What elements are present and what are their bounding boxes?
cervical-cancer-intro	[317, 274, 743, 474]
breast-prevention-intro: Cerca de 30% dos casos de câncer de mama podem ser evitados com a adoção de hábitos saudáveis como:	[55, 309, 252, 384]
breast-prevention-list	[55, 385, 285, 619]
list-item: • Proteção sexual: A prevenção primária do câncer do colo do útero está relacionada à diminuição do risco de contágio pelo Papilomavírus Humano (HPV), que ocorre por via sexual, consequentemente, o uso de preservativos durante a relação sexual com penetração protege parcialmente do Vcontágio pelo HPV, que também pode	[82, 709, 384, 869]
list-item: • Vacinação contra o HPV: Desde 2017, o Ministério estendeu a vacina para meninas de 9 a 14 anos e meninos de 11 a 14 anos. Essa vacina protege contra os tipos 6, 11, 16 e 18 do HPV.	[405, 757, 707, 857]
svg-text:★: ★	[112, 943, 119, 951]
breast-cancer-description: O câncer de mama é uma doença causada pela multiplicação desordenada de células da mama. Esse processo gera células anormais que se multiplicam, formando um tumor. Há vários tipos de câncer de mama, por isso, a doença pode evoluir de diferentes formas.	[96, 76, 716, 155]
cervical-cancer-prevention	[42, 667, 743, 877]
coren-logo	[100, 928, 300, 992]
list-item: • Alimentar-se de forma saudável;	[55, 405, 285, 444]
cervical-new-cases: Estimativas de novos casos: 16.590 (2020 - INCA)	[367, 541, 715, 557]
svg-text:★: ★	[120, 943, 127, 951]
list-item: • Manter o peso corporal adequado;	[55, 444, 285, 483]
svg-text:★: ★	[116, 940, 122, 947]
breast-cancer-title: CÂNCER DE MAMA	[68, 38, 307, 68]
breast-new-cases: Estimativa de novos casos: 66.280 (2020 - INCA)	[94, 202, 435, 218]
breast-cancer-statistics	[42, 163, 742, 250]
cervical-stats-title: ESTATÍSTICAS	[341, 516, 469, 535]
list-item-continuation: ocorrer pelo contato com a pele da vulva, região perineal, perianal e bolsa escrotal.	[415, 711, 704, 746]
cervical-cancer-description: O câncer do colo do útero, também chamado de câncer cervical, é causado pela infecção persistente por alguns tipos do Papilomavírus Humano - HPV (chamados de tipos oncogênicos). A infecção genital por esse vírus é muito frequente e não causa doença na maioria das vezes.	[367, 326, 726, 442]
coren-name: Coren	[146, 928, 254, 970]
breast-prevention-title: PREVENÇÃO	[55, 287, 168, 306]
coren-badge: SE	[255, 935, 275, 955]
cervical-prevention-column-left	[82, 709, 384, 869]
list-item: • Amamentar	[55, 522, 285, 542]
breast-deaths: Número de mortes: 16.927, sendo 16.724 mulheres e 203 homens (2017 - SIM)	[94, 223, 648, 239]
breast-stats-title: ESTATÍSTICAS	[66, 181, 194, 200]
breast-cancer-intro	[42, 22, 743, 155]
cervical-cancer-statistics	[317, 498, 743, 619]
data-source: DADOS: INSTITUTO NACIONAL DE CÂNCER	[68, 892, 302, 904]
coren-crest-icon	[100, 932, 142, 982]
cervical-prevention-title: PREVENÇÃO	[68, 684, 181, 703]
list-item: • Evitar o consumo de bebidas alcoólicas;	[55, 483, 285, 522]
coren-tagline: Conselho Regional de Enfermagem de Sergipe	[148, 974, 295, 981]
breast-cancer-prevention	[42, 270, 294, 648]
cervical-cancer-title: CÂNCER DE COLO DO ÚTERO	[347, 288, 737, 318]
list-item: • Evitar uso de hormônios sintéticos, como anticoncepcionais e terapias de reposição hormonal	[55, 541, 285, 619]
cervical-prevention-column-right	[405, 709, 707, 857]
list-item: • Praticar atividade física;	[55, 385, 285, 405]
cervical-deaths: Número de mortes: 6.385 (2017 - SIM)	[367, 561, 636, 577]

------------------------------------------------------------

◆ About this task
Provide only the count of lines in the material above that hold the word "como".

◆ Response for this exercise
2